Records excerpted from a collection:
☆ ☆ ☆

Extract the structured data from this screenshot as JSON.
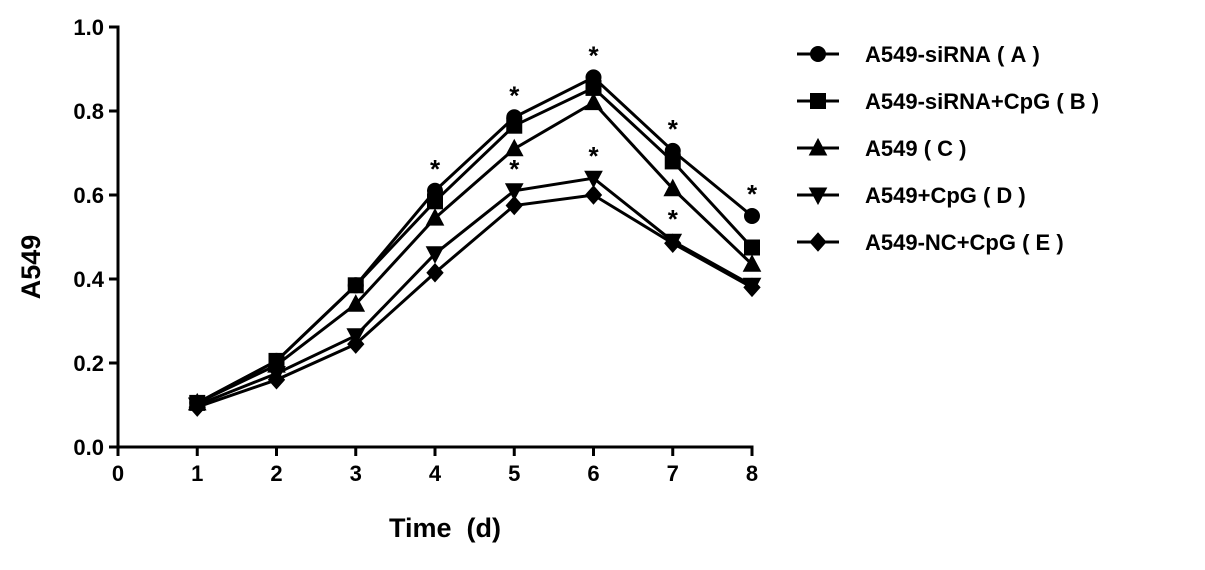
{
  "chart_data": {
    "type": "line",
    "title": "",
    "xlabel": "Time  (d)",
    "ylabel": "A549",
    "xlim": [
      0,
      8
    ],
    "ylim": [
      0.0,
      1.0
    ],
    "xticks": [
      0,
      1,
      2,
      3,
      4,
      5,
      6,
      7,
      8
    ],
    "yticks": [
      0.0,
      0.2,
      0.4,
      0.6,
      0.8,
      1.0
    ],
    "xtick_labels": [
      "0",
      "1",
      "2",
      "3",
      "4",
      "5",
      "6",
      "7",
      "8"
    ],
    "ytick_labels": [
      "0.0",
      "0.2",
      "0.4",
      "0.6",
      "0.8",
      "1.0"
    ],
    "grid": false,
    "legend": "right",
    "x": [
      1,
      2,
      3,
      4,
      5,
      6,
      7,
      8
    ],
    "series": [
      {
        "name": "A549-siRNA ( A )",
        "marker": "circle",
        "values": [
          0.105,
          0.205,
          0.385,
          0.61,
          0.785,
          0.88,
          0.705,
          0.55
        ]
      },
      {
        "name": "A549-siRNA+CpG ( B )",
        "marker": "square",
        "values": [
          0.105,
          0.205,
          0.385,
          0.585,
          0.765,
          0.855,
          0.68,
          0.475
        ]
      },
      {
        "name": "A549 ( C )",
        "marker": "triangle-up",
        "values": [
          0.105,
          0.195,
          0.34,
          0.545,
          0.71,
          0.82,
          0.615,
          0.435
        ]
      },
      {
        "name": "A549+CpG ( D )",
        "marker": "triangle-down",
        "values": [
          0.1,
          0.175,
          0.265,
          0.46,
          0.61,
          0.64,
          0.49,
          0.385
        ]
      },
      {
        "name": "A549-NC+CpG ( E )",
        "marker": "diamond",
        "values": [
          0.095,
          0.16,
          0.245,
          0.415,
          0.575,
          0.6,
          0.485,
          0.38
        ]
      }
    ],
    "annotations": [
      {
        "text": "*",
        "x": 4,
        "y": 0.61
      },
      {
        "text": "*",
        "x": 5,
        "y": 0.785
      },
      {
        "text": "*",
        "x": 6,
        "y": 0.88
      },
      {
        "text": "*",
        "x": 7,
        "y": 0.705
      },
      {
        "text": "*",
        "x": 8,
        "y": 0.55
      },
      {
        "text": "*",
        "x": 5,
        "y": 0.61
      },
      {
        "text": "*",
        "x": 6,
        "y": 0.64
      },
      {
        "text": "*",
        "x": 7,
        "y": 0.49
      }
    ],
    "line_color": "#000000"
  }
}
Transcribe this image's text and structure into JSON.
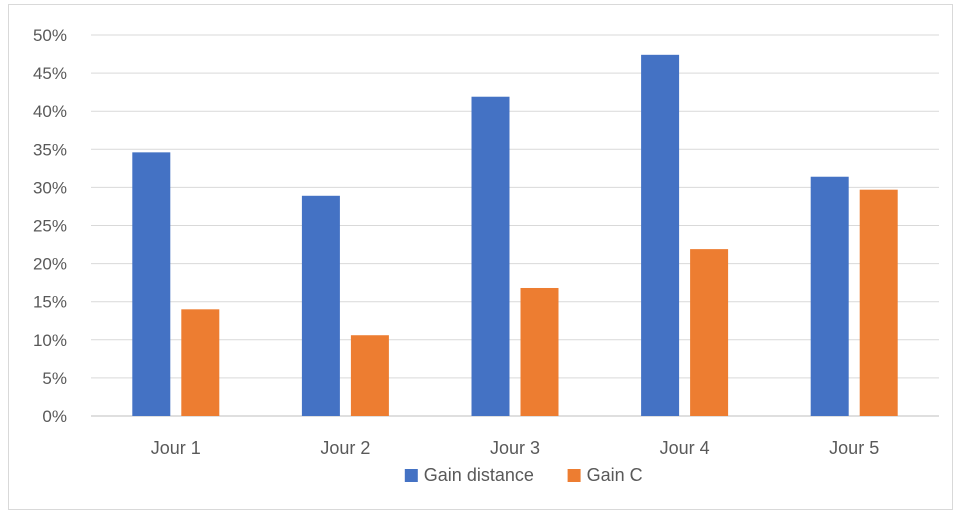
{
  "chart_data": {
    "type": "bar",
    "title": "",
    "xlabel": "",
    "ylabel": "",
    "categories": [
      "Jour 1",
      "Jour 2",
      "Jour 3",
      "Jour 4",
      "Jour 5"
    ],
    "series": [
      {
        "name": "Gain distance",
        "color": "#4472C4",
        "values": [
          0.346,
          0.289,
          0.419,
          0.474,
          0.314
        ]
      },
      {
        "name": "Gain C",
        "color": "#ED7D31",
        "values": [
          0.14,
          0.106,
          0.168,
          0.219,
          0.297
        ]
      }
    ],
    "ylim": [
      0,
      0.5
    ],
    "yticks": [
      "0%",
      "5%",
      "10%",
      "15%",
      "20%",
      "25%",
      "30%",
      "35%",
      "40%",
      "45%",
      "50%"
    ],
    "grid": true,
    "legend_position": "bottom"
  }
}
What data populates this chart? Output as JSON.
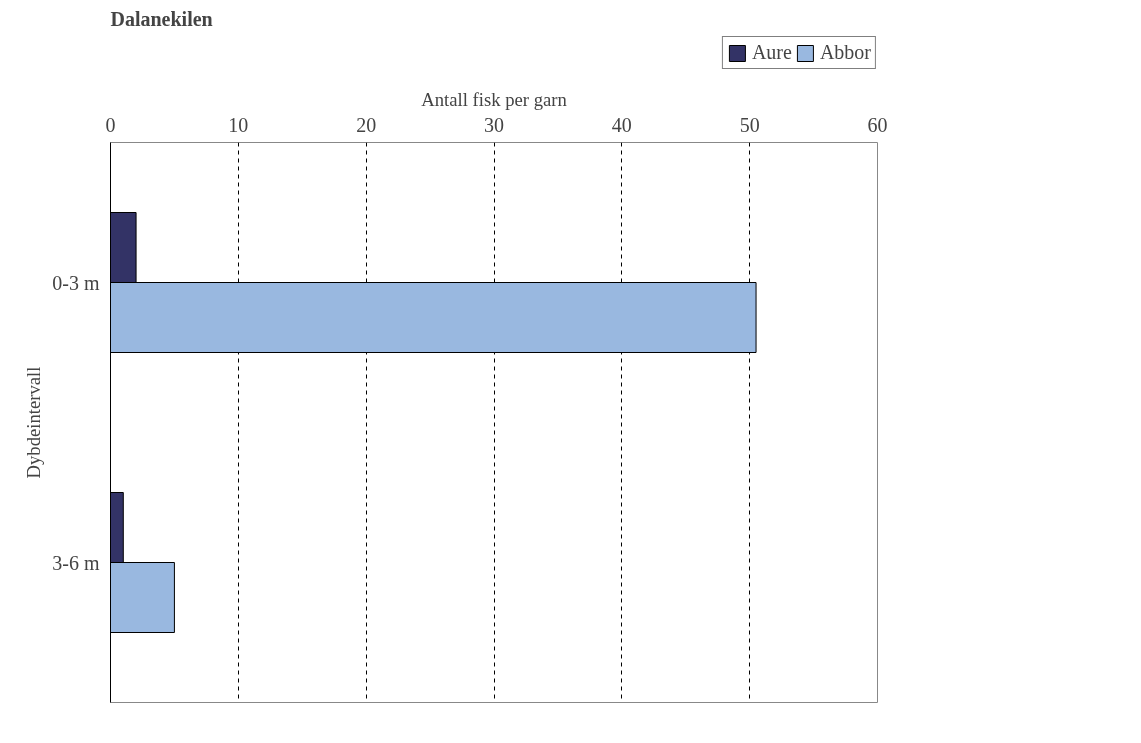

☆ ☆ ☆

What you should do:
Leave out the pictures and return every record word for word.

Response:
Extract the structured data from this screenshot as JSON.
{
  "chart_data": {
    "type": "line",
    "title": "",
    "xlabel": "Time  (d)",
    "ylabel": "A549",
    "xlim": [
      0,
      8
    ],
    "ylim": [
      0.0,
      1.0
    ],
    "xticks": [
      0,
      1,
      2,
      3,
      4,
      5,
      6,
      7,
      8
    ],
    "yticks": [
      0.0,
      0.2,
      0.4,
      0.6,
      0.8,
      1.0
    ],
    "xtick_labels": [
      "0",
      "1",
      "2",
      "3",
      "4",
      "5",
      "6",
      "7",
      "8"
    ],
    "ytick_labels": [
      "0.0",
      "0.2",
      "0.4",
      "0.6",
      "0.8",
      "1.0"
    ],
    "grid": false,
    "legend": "right",
    "x": [
      1,
      2,
      3,
      4,
      5,
      6,
      7,
      8
    ],
    "series": [
      {
        "name": "A549-siRNA ( A )",
        "marker": "circle",
        "values": [
          0.105,
          0.205,
          0.385,
          0.61,
          0.785,
          0.88,
          0.705,
          0.55
        ]
      },
      {
        "name": "A549-siRNA+CpG ( B )",
        "marker": "square",
        "values": [
          0.105,
          0.205,
          0.385,
          0.585,
          0.765,
          0.855,
          0.68,
          0.475
        ]
      },
      {
        "name": "A549 ( C )",
        "marker": "triangle-up",
        "values": [
          0.105,
          0.195,
          0.34,
          0.545,
          0.71,
          0.82,
          0.615,
          0.435
        ]
      },
      {
        "name": "A549+CpG ( D )",
        "marker": "triangle-down",
        "values": [
          0.1,
          0.175,
          0.265,
          0.46,
          0.61,
          0.64,
          0.49,
          0.385
        ]
      },
      {
        "name": "A549-NC+CpG ( E )",
        "marker": "diamond",
        "values": [
          0.095,
          0.16,
          0.245,
          0.415,
          0.575,
          0.6,
          0.485,
          0.38
        ]
      }
    ],
    "annotations": [
      {
        "text": "*",
        "x": 4,
        "y": 0.61
      },
      {
        "text": "*",
        "x": 5,
        "y": 0.785
      },
      {
        "text": "*",
        "x": 6,
        "y": 0.88
      },
      {
        "text": "*",
        "x": 7,
        "y": 0.705
      },
      {
        "text": "*",
        "x": 8,
        "y": 0.55
      },
      {
        "text": "*",
        "x": 5,
        "y": 0.61
      },
      {
        "text": "*",
        "x": 6,
        "y": 0.64
      },
      {
        "text": "*",
        "x": 7,
        "y": 0.49
      }
    ],
    "line_color": "#000000"
  }
}
Transcribe this image's text and structure into JSON.
{
  "chart_data": {
    "type": "bar",
    "title": "",
    "xlabel": "",
    "ylabel": "",
    "categories": [
      "Jour 1",
      "Jour 2",
      "Jour 3",
      "Jour 4",
      "Jour 5"
    ],
    "series": [
      {
        "name": "Gain distance",
        "color": "#4472C4",
        "values": [
          0.346,
          0.289,
          0.419,
          0.474,
          0.314
        ]
      },
      {
        "name": "Gain C",
        "color": "#ED7D31",
        "values": [
          0.14,
          0.106,
          0.168,
          0.219,
          0.297
        ]
      }
    ],
    "ylim": [
      0,
      0.5
    ],
    "yticks": [
      "0%",
      "5%",
      "10%",
      "15%",
      "20%",
      "25%",
      "30%",
      "35%",
      "40%",
      "45%",
      "50%"
    ],
    "grid": true,
    "legend_position": "bottom"
  }
}
What data populates this chart? Output as JSON.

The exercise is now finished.